Exercise prompt: Filter this material down to the lines that hold "heading", copying each one.

Records contained in a dataset:
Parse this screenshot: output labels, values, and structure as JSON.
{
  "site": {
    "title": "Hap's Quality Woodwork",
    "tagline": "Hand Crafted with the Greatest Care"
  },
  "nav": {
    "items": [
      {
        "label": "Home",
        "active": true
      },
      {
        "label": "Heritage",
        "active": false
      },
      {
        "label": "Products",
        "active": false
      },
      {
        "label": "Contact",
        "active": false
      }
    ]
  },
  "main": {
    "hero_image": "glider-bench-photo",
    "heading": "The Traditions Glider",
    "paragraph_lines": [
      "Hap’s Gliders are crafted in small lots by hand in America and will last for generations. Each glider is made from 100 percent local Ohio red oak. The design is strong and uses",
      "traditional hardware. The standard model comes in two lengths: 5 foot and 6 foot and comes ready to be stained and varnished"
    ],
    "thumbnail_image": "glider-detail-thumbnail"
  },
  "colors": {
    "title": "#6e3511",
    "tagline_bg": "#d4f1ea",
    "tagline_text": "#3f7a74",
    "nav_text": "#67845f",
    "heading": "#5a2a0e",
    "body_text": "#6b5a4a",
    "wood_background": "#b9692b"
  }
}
--
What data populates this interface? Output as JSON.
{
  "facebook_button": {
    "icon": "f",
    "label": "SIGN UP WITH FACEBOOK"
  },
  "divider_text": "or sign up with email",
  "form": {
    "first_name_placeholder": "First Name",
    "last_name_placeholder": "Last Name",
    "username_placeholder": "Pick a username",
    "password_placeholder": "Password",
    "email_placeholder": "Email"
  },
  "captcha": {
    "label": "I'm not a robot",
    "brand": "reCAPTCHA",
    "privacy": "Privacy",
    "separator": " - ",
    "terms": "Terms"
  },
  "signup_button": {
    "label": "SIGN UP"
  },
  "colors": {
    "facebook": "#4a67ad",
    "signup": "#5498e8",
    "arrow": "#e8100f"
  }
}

Output for this task:
    "heading": "The Traditions Glider",
    "heading": "#5a2a0e",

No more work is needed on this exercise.